Saved data entries
▼
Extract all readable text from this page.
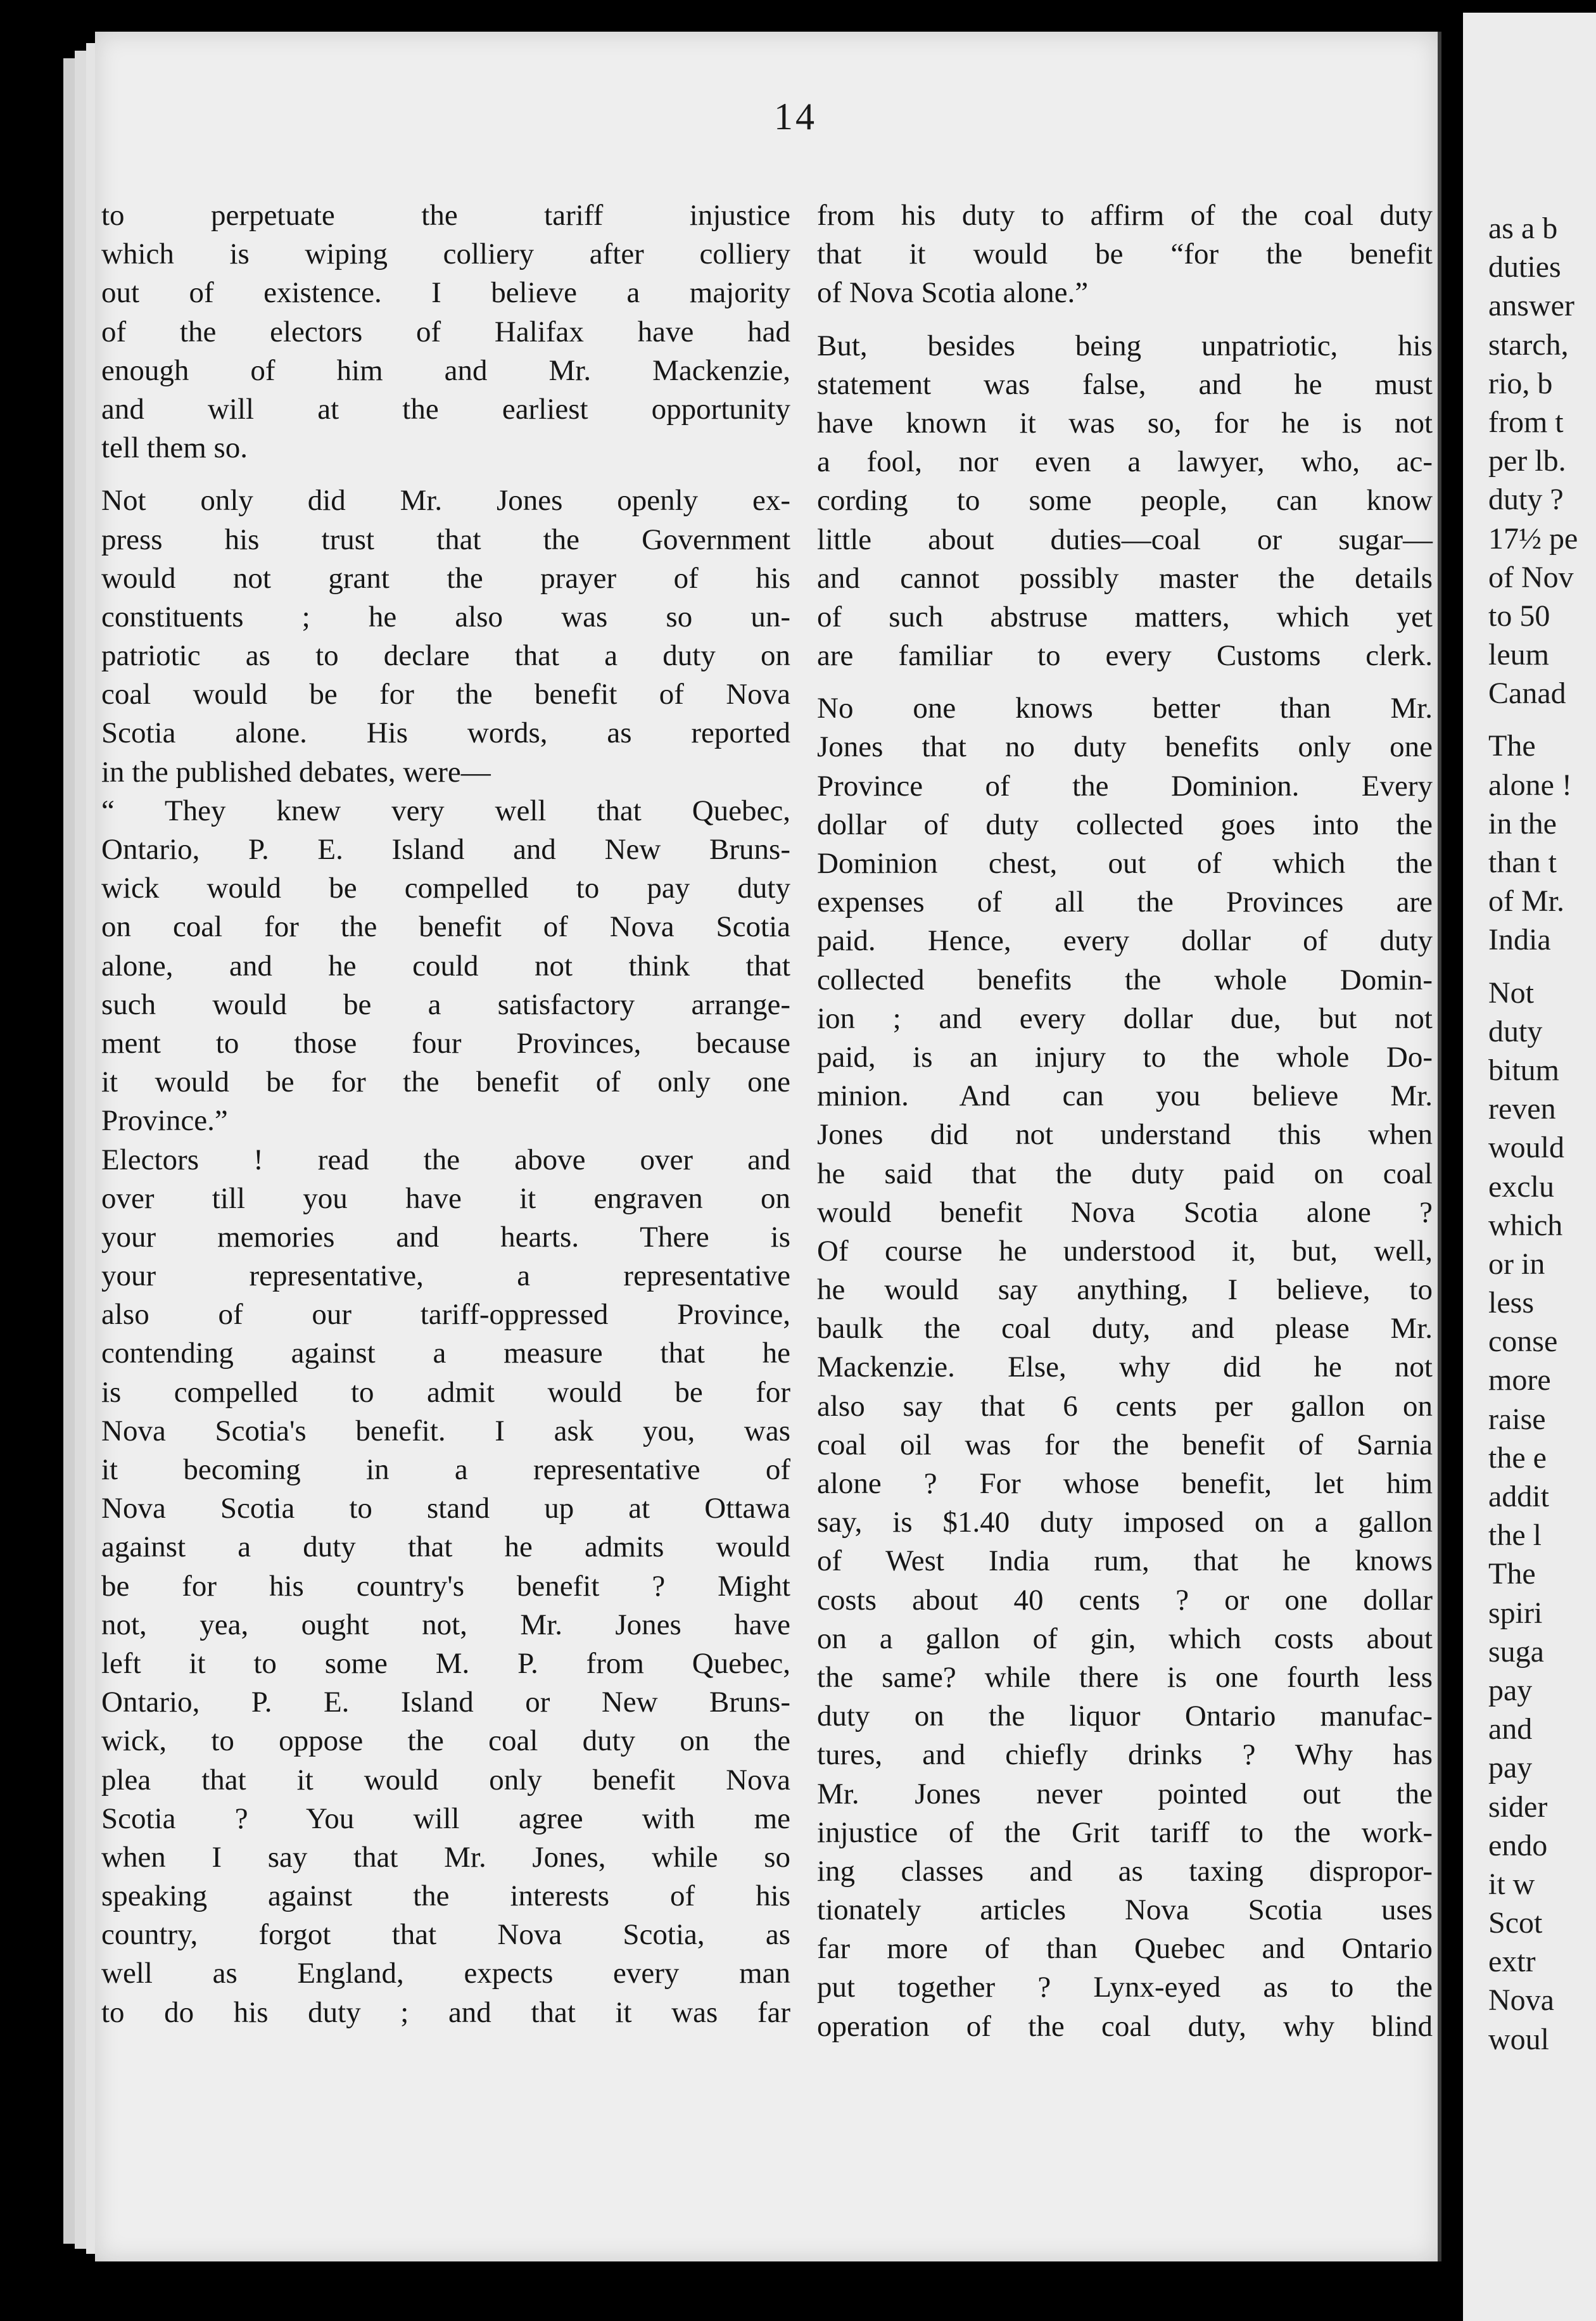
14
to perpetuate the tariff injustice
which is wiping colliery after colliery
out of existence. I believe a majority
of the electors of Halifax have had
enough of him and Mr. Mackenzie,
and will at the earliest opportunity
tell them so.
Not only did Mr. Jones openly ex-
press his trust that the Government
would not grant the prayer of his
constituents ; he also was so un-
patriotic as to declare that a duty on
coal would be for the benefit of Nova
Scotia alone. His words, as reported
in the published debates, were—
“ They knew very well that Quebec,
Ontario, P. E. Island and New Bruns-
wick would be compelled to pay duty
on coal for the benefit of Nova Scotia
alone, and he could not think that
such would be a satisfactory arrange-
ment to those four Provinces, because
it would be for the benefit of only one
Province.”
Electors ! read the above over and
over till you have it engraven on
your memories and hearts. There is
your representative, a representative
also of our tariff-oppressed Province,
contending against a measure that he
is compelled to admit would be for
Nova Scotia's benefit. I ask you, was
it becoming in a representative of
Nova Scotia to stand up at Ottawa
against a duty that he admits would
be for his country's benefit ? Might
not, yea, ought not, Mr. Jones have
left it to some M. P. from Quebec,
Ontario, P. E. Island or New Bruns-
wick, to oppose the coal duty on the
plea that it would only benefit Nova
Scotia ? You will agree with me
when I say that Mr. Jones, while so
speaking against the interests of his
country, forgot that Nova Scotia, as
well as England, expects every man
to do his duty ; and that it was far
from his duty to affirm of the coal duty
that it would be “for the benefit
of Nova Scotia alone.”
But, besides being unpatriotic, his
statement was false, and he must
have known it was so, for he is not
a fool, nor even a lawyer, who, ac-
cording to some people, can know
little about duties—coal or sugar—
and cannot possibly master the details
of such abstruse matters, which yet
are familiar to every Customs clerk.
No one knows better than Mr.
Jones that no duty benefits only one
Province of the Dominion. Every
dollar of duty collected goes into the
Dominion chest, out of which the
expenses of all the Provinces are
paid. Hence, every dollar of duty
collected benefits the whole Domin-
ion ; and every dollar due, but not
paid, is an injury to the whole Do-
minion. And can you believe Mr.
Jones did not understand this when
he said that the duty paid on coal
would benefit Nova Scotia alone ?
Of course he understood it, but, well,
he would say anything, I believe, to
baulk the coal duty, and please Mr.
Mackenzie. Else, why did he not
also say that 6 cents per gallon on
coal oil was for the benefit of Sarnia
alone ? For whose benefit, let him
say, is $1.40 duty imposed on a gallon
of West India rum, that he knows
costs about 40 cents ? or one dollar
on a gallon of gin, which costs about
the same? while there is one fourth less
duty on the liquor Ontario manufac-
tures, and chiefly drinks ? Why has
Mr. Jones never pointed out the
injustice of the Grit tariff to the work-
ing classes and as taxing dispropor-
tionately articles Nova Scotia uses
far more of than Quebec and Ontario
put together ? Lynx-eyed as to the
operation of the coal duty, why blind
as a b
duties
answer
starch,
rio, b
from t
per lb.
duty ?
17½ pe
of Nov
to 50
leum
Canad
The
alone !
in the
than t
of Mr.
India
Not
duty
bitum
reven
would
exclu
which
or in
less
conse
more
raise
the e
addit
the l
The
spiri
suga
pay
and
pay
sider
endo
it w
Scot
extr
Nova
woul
▲
▼
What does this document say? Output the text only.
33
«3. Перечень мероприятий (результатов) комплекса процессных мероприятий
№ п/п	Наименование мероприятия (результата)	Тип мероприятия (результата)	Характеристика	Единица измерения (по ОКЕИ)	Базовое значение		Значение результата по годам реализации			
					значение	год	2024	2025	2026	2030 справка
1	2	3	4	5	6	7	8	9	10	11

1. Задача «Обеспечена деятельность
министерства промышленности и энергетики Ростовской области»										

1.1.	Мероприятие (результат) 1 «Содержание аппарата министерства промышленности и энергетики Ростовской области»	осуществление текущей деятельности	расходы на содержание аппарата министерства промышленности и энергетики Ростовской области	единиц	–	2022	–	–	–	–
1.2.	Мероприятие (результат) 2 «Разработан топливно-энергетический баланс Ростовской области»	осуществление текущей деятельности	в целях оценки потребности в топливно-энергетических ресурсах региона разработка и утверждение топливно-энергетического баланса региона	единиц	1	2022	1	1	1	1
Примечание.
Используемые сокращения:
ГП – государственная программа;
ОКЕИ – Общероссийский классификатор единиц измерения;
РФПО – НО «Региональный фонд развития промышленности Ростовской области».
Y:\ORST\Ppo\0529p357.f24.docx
▲
## Exercise aim
Scan the listing above and identify each line holding the string "Dominion"; copy every such line.

## Finished exercise
Province of the Dominion. Every
Dominion chest, out of which the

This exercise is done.